• WHAT TO PRODUCE:
Give only the number of lines below that contain the word "Радищеву".

• SUPPLIED MATERIAL:
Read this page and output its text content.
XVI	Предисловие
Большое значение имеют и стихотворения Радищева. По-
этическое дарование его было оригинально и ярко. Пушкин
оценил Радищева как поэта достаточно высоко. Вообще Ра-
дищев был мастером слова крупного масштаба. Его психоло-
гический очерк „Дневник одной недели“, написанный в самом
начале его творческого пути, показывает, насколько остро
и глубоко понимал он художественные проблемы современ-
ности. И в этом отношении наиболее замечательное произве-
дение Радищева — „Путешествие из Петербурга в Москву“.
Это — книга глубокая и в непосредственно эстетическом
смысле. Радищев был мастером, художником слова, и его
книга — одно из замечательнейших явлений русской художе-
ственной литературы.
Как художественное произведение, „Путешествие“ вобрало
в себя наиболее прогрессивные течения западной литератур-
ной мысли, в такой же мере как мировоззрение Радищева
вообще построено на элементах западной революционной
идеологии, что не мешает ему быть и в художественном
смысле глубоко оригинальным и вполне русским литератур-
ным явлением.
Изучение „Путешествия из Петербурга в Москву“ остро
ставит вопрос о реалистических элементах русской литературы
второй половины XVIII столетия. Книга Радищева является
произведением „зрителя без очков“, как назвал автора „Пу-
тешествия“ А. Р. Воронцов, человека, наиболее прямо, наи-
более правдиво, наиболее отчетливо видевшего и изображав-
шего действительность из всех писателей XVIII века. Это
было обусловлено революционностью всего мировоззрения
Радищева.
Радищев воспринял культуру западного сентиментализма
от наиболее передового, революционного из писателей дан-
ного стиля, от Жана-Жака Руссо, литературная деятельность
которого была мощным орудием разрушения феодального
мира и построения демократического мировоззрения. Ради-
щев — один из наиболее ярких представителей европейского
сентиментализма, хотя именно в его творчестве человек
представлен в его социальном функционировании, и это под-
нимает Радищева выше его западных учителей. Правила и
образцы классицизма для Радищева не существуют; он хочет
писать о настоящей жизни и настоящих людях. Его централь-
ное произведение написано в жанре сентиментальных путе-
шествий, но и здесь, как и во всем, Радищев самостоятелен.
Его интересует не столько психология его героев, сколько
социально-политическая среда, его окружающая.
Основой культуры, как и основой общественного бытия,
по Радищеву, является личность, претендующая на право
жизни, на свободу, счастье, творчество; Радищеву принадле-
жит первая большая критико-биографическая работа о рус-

• TASK OUTPUT:
2